### THE REQUEST
Every record below should be transcribed exactly. Omit the images.
··· RECORDS FOR THIS TASK ···
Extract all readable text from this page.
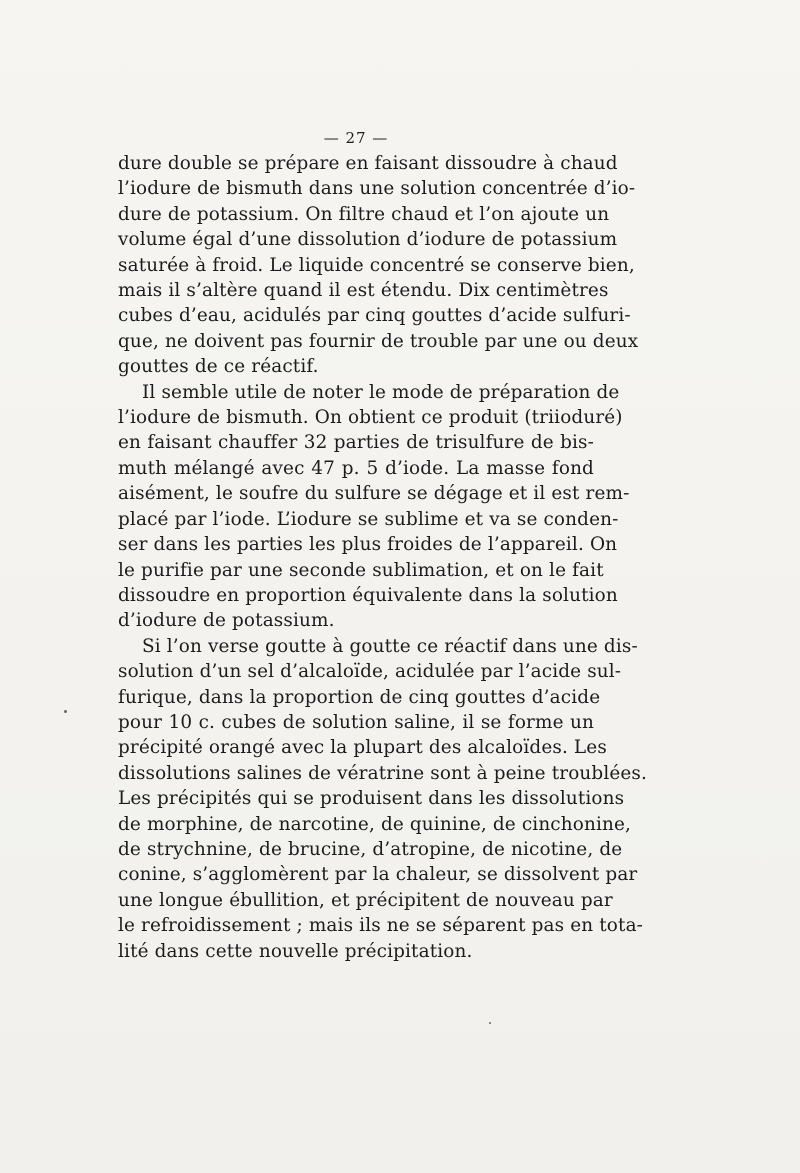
— 27 —
dure double se prépare en faisant dissoudre à chaud
l’iodure de bismuth dans une solution concentrée d’io-
dure de potassium. On filtre chaud et l’on ajoute un
volume égal d’une dissolution d’iodure de potassium
saturée à froid. Le liquide concentré se conserve bien,
mais il s’altère quand il est étendu. Dix centimètres
cubes d’eau, acidulés par cinq gouttes d’acide sulfuri-
que, ne doivent pas fournir de trouble par une ou deux
gouttes de ce réactif.
Il semble utile de noter le mode de préparation de
l’iodure de bismuth. On obtient ce produit (triioduré)
en faisant chauffer 32 parties de trisulfure de bis-
muth mélangé avec 47 p. 5 d’iode. La masse fond
aisément, le soufre du sulfure se dégage et il est rem-
placé par l’iode. L’iodure se sublime et va se conden-
ser dans les parties les plus froides de l’appareil. On
le purifie par une seconde sublimation, et on le fait
dissoudre en proportion équivalente dans la solution
d’iodure de potassium.
Si l’on verse goutte à goutte ce réactif dans une dis-
solution d’un sel d’alcaloïde, acidulée par l’acide sul-
furique, dans la proportion de cinq gouttes d’acide
pour 10 c. cubes de solution saline, il se forme un
précipité orangé avec la plupart des alcaloïdes. Les
dissolutions salines de vératrine sont à peine troublées.
Les précipités qui se produisent dans les dissolutions
de morphine, de narcotine, de quinine, de cinchonine,
de strychnine, de brucine, d’atropine, de nicotine, de
conine, s’agglomèrent par la chaleur, se dissolvent par
une longue ébullition, et précipitent de nouveau par
le refroidissement ; mais ils ne se séparent pas en tota-
lité dans cette nouvelle précipitation.
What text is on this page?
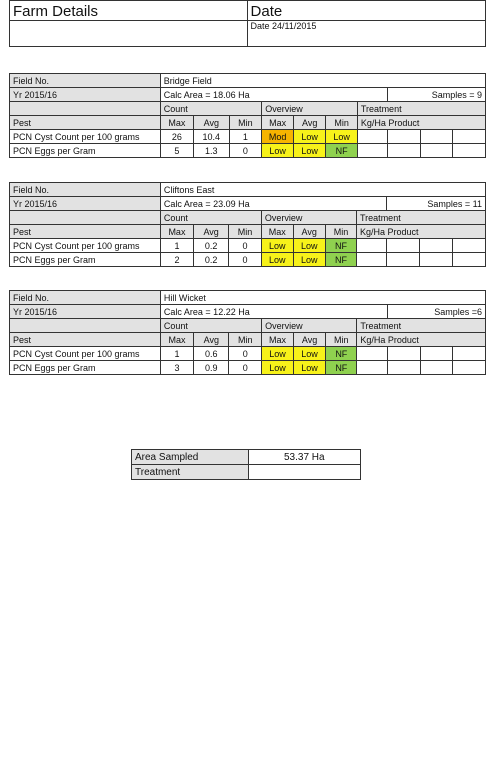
Farm Details	Date
	Date 24/11/2015
Field No.	Bridge Field									
Yr 2015/16	Calc Area = 18.06 Ha							Samples = 9		
	Count			Overview			Treatment			
Pest	Max	Avg	Min	Max	Avg	Min	Kg/Ha Product			
PCN Cyst Count per 100 grams	26	10.4	1	Mod	Low	Low				
PCN Eggs per Gram	5	1.3	0	Low	Low	NF				
Field No.	Cliftons East									
Yr 2015/16	Calc Area = 23.09 Ha							Samples = 11		
	Count			Overview			Treatment			
Pest	Max	Avg	Min	Max	Avg	Min	Kg/Ha Product			
PCN Cyst Count per 100 grams	1	0.2	0	Low	Low	NF				
PCN Eggs per Gram	2	0.2	0	Low	Low	NF				
Field No.	Hill Wicket									
Yr 2015/16	Calc Area = 12.22 Ha							Samples =6		
	Count			Overview			Treatment			
Pest	Max	Avg	Min	Max	Avg	Min	Kg/Ha Product			
PCN Cyst Count per 100 grams	1	0.6	0	Low	Low	NF				
PCN Eggs per Gram	3	0.9	0	Low	Low	NF				
Area Sampled	53.37 Ha
Treatment	
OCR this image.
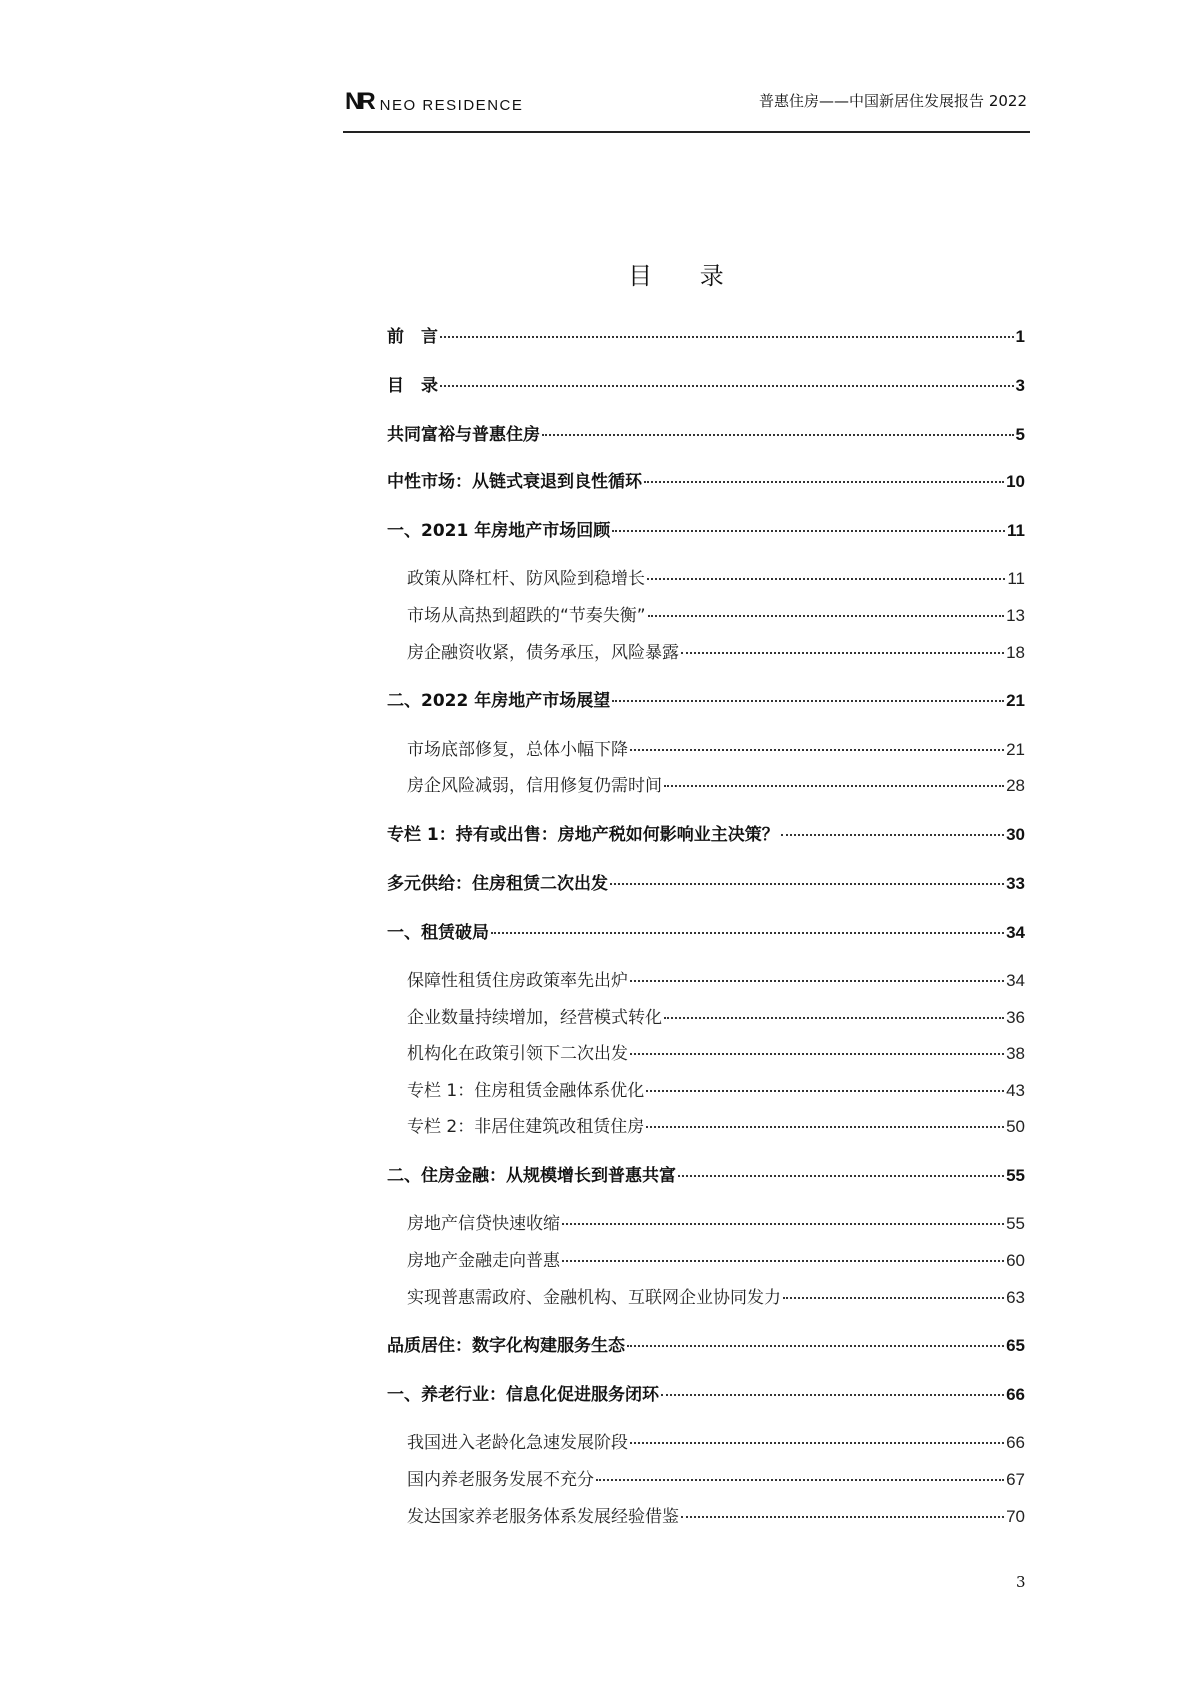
NR NEO RESIDENCE	普惠住房——中国新居住发展报告 2022
目 录
前　言	1
目　录	3
共同富裕与普惠住房	5
中性市场：从链式衰退到良性循环	10
一、2021 年房地产市场回顾	11
政策从降杠杆、防风险到稳增长	11
市场从高热到超跌的“节奏失衡”	13
房企融资收紧，债务承压，风险暴露	18
二、2022 年房地产市场展望	21
市场底部修复，总体小幅下降	21
房企风险减弱，信用修复仍需时间	28
专栏 1：持有或出售：房地产税如何影响业主决策？	30
多元供给：住房租赁二次出发	33
一、租赁破局	34
保障性租赁住房政策率先出炉	34
企业数量持续增加，经营模式转化	36
机构化在政策引领下二次出发	38
专栏 1：住房租赁金融体系优化	43
专栏 2：非居住建筑改租赁住房	50
二、住房金融：从规模增长到普惠共富	55
房地产信贷快速收缩	55
房地产金融走向普惠	60
实现普惠需政府、金融机构、互联网企业协同发力	63
品质居住：数字化构建服务生态	65
一、养老行业：信息化促进服务闭环	66
我国进入老龄化急速发展阶段	66
国内养老服务发展不充分	67
发达国家养老服务体系发展经验借鉴	70
3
···
### FINAL RESULT
Extract all readable text from this page.
— 27 —
dure double se prépare en faisant dissoudre à chaud
l’iodure de bismuth dans une solution concentrée d’io-
dure de potassium. On filtre chaud et l’on ajoute un
volume égal d’une dissolution d’iodure de potassium
saturée à froid. Le liquide concentré se conserve bien,
mais il s’altère quand il est étendu. Dix centimètres
cubes d’eau, acidulés par cinq gouttes d’acide sulfuri-
que, ne doivent pas fournir de trouble par une ou deux
gouttes de ce réactif.
Il semble utile de noter le mode de préparation de
l’iodure de bismuth. On obtient ce produit (triioduré)
en faisant chauffer 32 parties de trisulfure de bis-
muth mélangé avec 47 p. 5 d’iode. La masse fond
aisément, le soufre du sulfure se dégage et il est rem-
placé par l’iode. L’iodure se sublime et va se conden-
ser dans les parties les plus froides de l’appareil. On
le purifie par une seconde sublimation, et on le fait
dissoudre en proportion équivalente dans la solution
d’iodure de potassium.
Si l’on verse goutte à goutte ce réactif dans une dis-
solution d’un sel d’alcaloïde, acidulée par l’acide sul-
furique, dans la proportion de cinq gouttes d’acide
pour 10 c. cubes de solution saline, il se forme un
précipité orangé avec la plupart des alcaloïdes. Les
dissolutions salines de vératrine sont à peine troublées.
Les précipités qui se produisent dans les dissolutions
de morphine, de narcotine, de quinine, de cinchonine,
de strychnine, de brucine, d’atropine, de nicotine, de
conine, s’agglomèrent par la chaleur, se dissolvent par
une longue ébullition, et précipitent de nouveau par
le refroidissement ; mais ils ne se séparent pas en tota-
lité dans cette nouvelle précipitation.
What text is on this page?
Farm Details	Date
	Date 24/11/2015
Field No.	Bridge Field									
Yr 2015/16	Calc Area = 18.06 Ha							Samples = 9		
	Count			Overview			Treatment			
Pest	Max	Avg	Min	Max	Avg	Min	Kg/Ha Product			
PCN Cyst Count per 100 grams	26	10.4	1	Mod	Low	Low				
PCN Eggs per Gram	5	1.3	0	Low	Low	NF				
Field No.	Cliftons East									
Yr 2015/16	Calc Area = 23.09 Ha							Samples = 11		
	Count			Overview			Treatment			
Pest	Max	Avg	Min	Max	Avg	Min	Kg/Ha Product			
PCN Cyst Count per 100 grams	1	0.2	0	Low	Low	NF				
PCN Eggs per Gram	2	0.2	0	Low	Low	NF				
Field No.	Hill Wicket									
Yr 2015/16	Calc Area = 12.22 Ha							Samples =6		
	Count			Overview			Treatment			
Pest	Max	Avg	Min	Max	Avg	Min	Kg/Ha Product			
PCN Cyst Count per 100 grams	1	0.6	0	Low	Low	NF				
PCN Eggs per Gram	3	0.9	0	Low	Low	NF				
Area Sampled	53.37 Ha
Treatment	
OCR this image.
NR NEO RESIDENCE	普惠住房——中国新居住发展报告 2022
目 录
前　言	1
目　录	3
共同富裕与普惠住房	5
中性市场：从链式衰退到良性循环	10
一、2021 年房地产市场回顾	11
政策从降杠杆、防风险到稳增长	11
市场从高热到超跌的“节奏失衡”	13
房企融资收紧，债务承压，风险暴露	18
二、2022 年房地产市场展望	21
市场底部修复，总体小幅下降	21
房企风险减弱，信用修复仍需时间	28
专栏 1：持有或出售：房地产税如何影响业主决策？	30
多元供给：住房租赁二次出发	33
一、租赁破局	34
保障性租赁住房政策率先出炉	34
企业数量持续增加，经营模式转化	36
机构化在政策引领下二次出发	38
专栏 1：住房租赁金融体系优化	43
专栏 2：非居住建筑改租赁住房	50
二、住房金融：从规模增长到普惠共富	55
房地产信贷快速收缩	55
房地产金融走向普惠	60
实现普惠需政府、金融机构、互联网企业协同发力	63
品质居住：数字化构建服务生态	65
一、养老行业：信息化促进服务闭环	66
我国进入老龄化急速发展阶段	66
国内养老服务发展不充分	67
发达国家养老服务体系发展经验借鉴	70
3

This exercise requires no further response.